**The request**
Filter the entries and keep only the lines where the string "parameter" appears.
━━━
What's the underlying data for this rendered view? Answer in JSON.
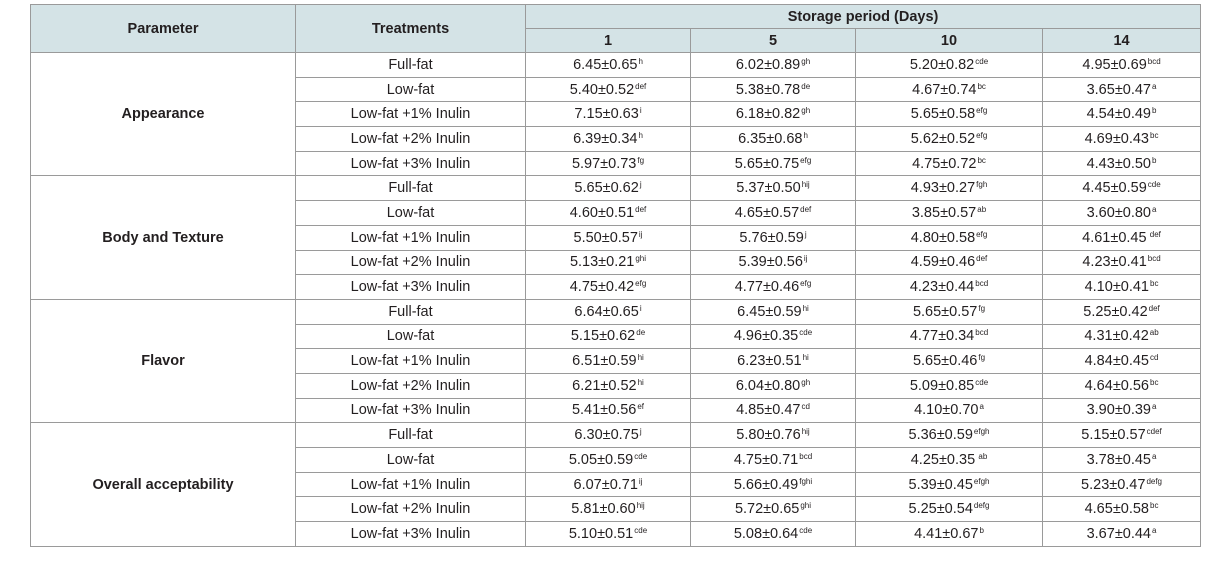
{
  "header": {
    "parameter": "Parameter",
    "treatments": "Treatments",
    "storage_period": "Storage period (Days)",
    "days": [
      "1",
      "5",
      "10",
      "14"
    ]
  },
  "groups": [
    {
      "parameter": "Appearance",
      "rows": [
        {
          "treatment": "Full-fat",
          "cells": [
            {
              "v": "6.45±0.65",
              "s": "h"
            },
            {
              "v": "6.02±0.89",
              "s": "gh"
            },
            {
              "v": "5.20±0.82",
              "s": "cde"
            },
            {
              "v": "4.95±0.69",
              "s": "bcd"
            }
          ]
        },
        {
          "treatment": "Low-fat",
          "cells": [
            {
              "v": "5.40±0.52",
              "s": "def"
            },
            {
              "v": "5.38±0.78",
              "s": "de"
            },
            {
              "v": "4.67±0.74",
              "s": "bc"
            },
            {
              "v": "3.65±0.47",
              "s": "a"
            }
          ]
        },
        {
          "treatment": "Low-fat +1% Inulin",
          "cells": [
            {
              "v": "7.15±0.63",
              "s": "i"
            },
            {
              "v": "6.18±0.82",
              "s": "gh"
            },
            {
              "v": "5.65±0.58",
              "s": "efg"
            },
            {
              "v": "4.54±0.49",
              "s": "b"
            }
          ]
        },
        {
          "treatment": "Low-fat +2% Inulin",
          "cells": [
            {
              "v": "6.39±0.34",
              "s": "h"
            },
            {
              "v": "6.35±0.68",
              "s": "h"
            },
            {
              "v": "5.62±0.52",
              "s": "efg"
            },
            {
              "v": "4.69±0.43",
              "s": "bc"
            }
          ]
        },
        {
          "treatment": "Low-fat +3% Inulin",
          "cells": [
            {
              "v": "5.97±0.73",
              "s": "fg"
            },
            {
              "v": "5.65±0.75",
              "s": "efg"
            },
            {
              "v": "4.75±0.72",
              "s": "bc"
            },
            {
              "v": "4.43±0.50",
              "s": "b"
            }
          ]
        }
      ]
    },
    {
      "parameter": "Body and Texture",
      "rows": [
        {
          "treatment": "Full-fat",
          "cells": [
            {
              "v": "5.65±0.62",
              "s": "j"
            },
            {
              "v": "5.37±0.50",
              "s": "hij"
            },
            {
              "v": "4.93±0.27",
              "s": "fgh"
            },
            {
              "v": "4.45±0.59",
              "s": "cde"
            }
          ]
        },
        {
          "treatment": "Low-fat",
          "cells": [
            {
              "v": "4.60±0.51",
              "s": "def"
            },
            {
              "v": "4.65±0.57",
              "s": "def"
            },
            {
              "v": "3.85±0.57",
              "s": "ab"
            },
            {
              "v": "3.60±0.80",
              "s": "a"
            }
          ]
        },
        {
          "treatment": "Low-fat +1% Inulin",
          "cells": [
            {
              "v": "5.50±0.57",
              "s": "ij"
            },
            {
              "v": "5.76±0.59",
              "s": "j"
            },
            {
              "v": "4.80±0.58",
              "s": "efg"
            },
            {
              "v": "4.61±0.45",
              "s": " def"
            }
          ]
        },
        {
          "treatment": "Low-fat +2% Inulin",
          "cells": [
            {
              "v": "5.13±0.21",
              "s": "ghi"
            },
            {
              "v": "5.39±0.56",
              "s": "ij"
            },
            {
              "v": "4.59±0.46",
              "s": "def"
            },
            {
              "v": "4.23±0.41",
              "s": "bcd"
            }
          ]
        },
        {
          "treatment": "Low-fat +3% Inulin",
          "cells": [
            {
              "v": "4.75±0.42",
              "s": "efg"
            },
            {
              "v": "4.77±0.46",
              "s": "efg"
            },
            {
              "v": "4.23±0.44",
              "s": "bcd"
            },
            {
              "v": "4.10±0.41",
              "s": "bc"
            }
          ]
        }
      ]
    },
    {
      "parameter": "Flavor",
      "rows": [
        {
          "treatment": "Full-fat",
          "cells": [
            {
              "v": "6.64±0.65",
              "s": "i"
            },
            {
              "v": "6.45±0.59",
              "s": "hi"
            },
            {
              "v": "5.65±0.57",
              "s": "fg"
            },
            {
              "v": "5.25±0.42",
              "s": "def"
            }
          ]
        },
        {
          "treatment": "Low-fat",
          "cells": [
            {
              "v": "5.15±0.62",
              "s": "de"
            },
            {
              "v": "4.96±0.35",
              "s": "cde"
            },
            {
              "v": "4.77±0.34",
              "s": "bcd"
            },
            {
              "v": "4.31±0.42",
              "s": "ab"
            }
          ]
        },
        {
          "treatment": "Low-fat +1% Inulin",
          "cells": [
            {
              "v": "6.51±0.59",
              "s": "hi"
            },
            {
              "v": "6.23±0.51",
              "s": "hi"
            },
            {
              "v": "5.65±0.46",
              "s": "fg"
            },
            {
              "v": "4.84±0.45",
              "s": "cd"
            }
          ]
        },
        {
          "treatment": "Low-fat +2% Inulin",
          "cells": [
            {
              "v": "6.21±0.52",
              "s": "hi"
            },
            {
              "v": "6.04±0.80",
              "s": "gh"
            },
            {
              "v": "5.09±0.85",
              "s": "cde"
            },
            {
              "v": "4.64±0.56",
              "s": "bc"
            }
          ]
        },
        {
          "treatment": "Low-fat +3% Inulin",
          "cells": [
            {
              "v": "5.41±0.56",
              "s": "ef"
            },
            {
              "v": "4.85±0.47",
              "s": "cd"
            },
            {
              "v": "4.10±0.70",
              "s": "a"
            },
            {
              "v": "3.90±0.39",
              "s": "a"
            }
          ]
        }
      ]
    },
    {
      "parameter": "Overall acceptability",
      "rows": [
        {
          "treatment": "Full-fat",
          "cells": [
            {
              "v": "6.30±0.75",
              "s": "j"
            },
            {
              "v": "5.80±0.76",
              "s": "hij"
            },
            {
              "v": "5.36±0.59",
              "s": "efgh"
            },
            {
              "v": "5.15±0.57",
              "s": "cdef"
            }
          ]
        },
        {
          "treatment": "Low-fat",
          "cells": [
            {
              "v": "5.05±0.59",
              "s": "cde"
            },
            {
              "v": "4.75±0.71",
              "s": "bcd"
            },
            {
              "v": "4.25±0.35",
              "s": " ab"
            },
            {
              "v": "3.78±0.45",
              "s": "a"
            }
          ]
        },
        {
          "treatment": "Low-fat +1% Inulin",
          "cells": [
            {
              "v": "6.07±0.71",
              "s": "ij"
            },
            {
              "v": "5.66±0.49",
              "s": "fghi"
            },
            {
              "v": "5.39±0.45",
              "s": "efgh"
            },
            {
              "v": "5.23±0.47",
              "s": "defg"
            }
          ]
        },
        {
          "treatment": "Low-fat +2% Inulin",
          "cells": [
            {
              "v": "5.81±0.60",
              "s": "hij"
            },
            {
              "v": "5.72±0.65",
              "s": "ghi"
            },
            {
              "v": "5.25±0.54",
              "s": "defg"
            },
            {
              "v": "4.65±0.58",
              "s": "bc"
            }
          ]
        },
        {
          "treatment": "Low-fat +3% Inulin",
          "cells": [
            {
              "v": "5.10±0.51",
              "s": "cde"
            },
            {
              "v": "5.08±0.64",
              "s": "cde"
            },
            {
              "v": "4.41±0.67",
              "s": "b"
            },
            {
              "v": "3.67±0.44",
              "s": "a"
            }
          ]
        }
      ]
    }
  ]
}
━━━
**Solution**
    "parameter": "Parameter",
      "parameter": "Appearance",
      "parameter": "Body and Texture",
      "parameter": "Flavor",
      "parameter": "Overall acceptability",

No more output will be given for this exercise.